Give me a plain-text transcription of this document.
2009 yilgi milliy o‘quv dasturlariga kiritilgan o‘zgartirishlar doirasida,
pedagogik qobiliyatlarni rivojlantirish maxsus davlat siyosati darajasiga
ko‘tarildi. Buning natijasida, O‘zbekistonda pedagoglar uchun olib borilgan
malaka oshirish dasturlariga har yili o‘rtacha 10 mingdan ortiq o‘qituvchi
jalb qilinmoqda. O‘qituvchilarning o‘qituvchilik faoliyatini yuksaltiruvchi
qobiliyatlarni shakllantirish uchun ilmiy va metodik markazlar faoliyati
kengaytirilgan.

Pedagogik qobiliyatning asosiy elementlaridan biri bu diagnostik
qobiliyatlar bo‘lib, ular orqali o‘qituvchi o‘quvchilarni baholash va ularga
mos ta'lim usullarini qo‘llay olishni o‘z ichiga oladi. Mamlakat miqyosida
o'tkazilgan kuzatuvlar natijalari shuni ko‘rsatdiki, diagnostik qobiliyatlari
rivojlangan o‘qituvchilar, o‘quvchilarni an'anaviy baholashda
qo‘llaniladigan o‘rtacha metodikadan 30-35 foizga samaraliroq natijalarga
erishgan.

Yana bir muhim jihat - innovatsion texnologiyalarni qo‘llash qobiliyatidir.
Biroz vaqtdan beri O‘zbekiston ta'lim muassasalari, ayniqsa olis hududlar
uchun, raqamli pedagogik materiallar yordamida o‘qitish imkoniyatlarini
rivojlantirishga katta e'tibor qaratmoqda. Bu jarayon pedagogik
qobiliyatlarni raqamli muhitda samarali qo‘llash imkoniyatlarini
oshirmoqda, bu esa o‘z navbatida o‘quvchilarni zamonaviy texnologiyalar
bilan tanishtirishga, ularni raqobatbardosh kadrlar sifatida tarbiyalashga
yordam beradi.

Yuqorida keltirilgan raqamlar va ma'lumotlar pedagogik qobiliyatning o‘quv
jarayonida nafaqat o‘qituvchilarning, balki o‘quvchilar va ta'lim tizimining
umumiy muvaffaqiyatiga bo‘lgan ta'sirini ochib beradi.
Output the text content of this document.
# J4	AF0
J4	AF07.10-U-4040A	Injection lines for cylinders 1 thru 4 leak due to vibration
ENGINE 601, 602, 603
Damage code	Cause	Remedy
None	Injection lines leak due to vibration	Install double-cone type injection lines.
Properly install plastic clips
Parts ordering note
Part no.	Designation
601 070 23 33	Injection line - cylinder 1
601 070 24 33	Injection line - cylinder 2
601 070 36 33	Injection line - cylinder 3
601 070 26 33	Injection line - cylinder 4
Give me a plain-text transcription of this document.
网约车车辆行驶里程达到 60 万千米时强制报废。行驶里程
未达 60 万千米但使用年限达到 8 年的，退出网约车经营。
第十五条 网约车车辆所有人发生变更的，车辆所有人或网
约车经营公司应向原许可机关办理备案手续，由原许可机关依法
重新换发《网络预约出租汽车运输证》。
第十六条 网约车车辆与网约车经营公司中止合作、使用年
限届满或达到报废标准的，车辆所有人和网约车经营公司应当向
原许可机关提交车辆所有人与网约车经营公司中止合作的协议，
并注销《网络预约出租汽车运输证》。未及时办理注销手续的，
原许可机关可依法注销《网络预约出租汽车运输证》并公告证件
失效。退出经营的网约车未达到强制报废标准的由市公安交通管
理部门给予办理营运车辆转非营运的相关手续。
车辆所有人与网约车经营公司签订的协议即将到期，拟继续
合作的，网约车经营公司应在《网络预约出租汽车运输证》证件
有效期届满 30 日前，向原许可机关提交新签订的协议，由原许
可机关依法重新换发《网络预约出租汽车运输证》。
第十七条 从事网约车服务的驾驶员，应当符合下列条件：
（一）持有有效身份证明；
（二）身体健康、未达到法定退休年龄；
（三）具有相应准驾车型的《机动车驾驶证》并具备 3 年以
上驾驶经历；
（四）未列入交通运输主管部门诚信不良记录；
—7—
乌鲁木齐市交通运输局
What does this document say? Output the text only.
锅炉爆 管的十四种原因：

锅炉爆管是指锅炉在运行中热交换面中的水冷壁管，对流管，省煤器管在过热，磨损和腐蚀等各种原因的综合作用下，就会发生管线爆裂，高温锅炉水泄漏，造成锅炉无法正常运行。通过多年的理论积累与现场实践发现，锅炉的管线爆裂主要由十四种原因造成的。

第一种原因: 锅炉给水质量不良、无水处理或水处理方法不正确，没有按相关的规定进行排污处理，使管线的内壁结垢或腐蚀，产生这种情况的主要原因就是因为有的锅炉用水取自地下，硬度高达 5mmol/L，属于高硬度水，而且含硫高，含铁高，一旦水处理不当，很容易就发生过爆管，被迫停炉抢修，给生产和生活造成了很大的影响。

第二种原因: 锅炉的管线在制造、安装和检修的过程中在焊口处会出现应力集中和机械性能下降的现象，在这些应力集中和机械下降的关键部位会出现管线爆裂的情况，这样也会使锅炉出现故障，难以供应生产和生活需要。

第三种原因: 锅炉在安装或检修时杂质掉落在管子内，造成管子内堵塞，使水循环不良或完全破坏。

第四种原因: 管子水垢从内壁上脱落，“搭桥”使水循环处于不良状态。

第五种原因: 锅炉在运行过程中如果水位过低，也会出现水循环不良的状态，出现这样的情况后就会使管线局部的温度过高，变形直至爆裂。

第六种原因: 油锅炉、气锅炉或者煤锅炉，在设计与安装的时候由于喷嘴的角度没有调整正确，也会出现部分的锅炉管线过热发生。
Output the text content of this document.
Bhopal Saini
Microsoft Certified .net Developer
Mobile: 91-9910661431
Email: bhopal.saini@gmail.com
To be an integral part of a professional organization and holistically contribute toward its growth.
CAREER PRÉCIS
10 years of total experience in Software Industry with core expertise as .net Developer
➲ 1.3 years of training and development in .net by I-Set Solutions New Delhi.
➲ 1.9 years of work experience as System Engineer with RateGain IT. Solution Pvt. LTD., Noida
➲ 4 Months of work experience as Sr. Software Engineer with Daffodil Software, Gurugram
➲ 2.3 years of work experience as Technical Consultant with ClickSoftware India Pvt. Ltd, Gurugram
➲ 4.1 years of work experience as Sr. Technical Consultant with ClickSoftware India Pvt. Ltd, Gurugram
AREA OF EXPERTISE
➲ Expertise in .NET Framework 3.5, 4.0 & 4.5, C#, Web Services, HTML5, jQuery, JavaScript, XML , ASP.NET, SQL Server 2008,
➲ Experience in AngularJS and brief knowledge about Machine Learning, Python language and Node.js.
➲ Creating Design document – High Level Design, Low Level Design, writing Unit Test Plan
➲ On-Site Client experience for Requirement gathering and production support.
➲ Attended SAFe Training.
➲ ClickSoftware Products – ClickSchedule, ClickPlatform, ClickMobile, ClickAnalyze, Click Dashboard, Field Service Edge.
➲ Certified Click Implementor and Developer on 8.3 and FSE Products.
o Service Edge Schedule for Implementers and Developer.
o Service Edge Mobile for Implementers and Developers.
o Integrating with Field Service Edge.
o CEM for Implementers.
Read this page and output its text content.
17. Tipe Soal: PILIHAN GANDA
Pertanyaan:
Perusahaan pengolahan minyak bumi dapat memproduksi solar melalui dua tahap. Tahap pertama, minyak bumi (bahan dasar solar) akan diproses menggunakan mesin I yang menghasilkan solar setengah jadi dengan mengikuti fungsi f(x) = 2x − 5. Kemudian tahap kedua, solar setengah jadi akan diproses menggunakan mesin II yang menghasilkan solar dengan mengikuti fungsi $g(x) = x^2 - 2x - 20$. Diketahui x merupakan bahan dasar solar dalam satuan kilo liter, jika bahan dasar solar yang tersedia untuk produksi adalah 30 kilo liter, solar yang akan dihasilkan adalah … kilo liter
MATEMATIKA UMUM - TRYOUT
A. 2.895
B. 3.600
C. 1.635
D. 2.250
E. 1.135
____________
Objective →
Using the material above, copy every line in which the string "uchun" occurs.

Task answer →
ko‘tarildi. Buning natijasida, O‘zbekistonda pedagoglar uchun olib borilgan
qobiliyatlarni shakllantirish uchun ilmiy va metodik markazlar faoliyati
uchun, raqamli pedagogik materiallar yordamida o‘qitish imkoniyatlarini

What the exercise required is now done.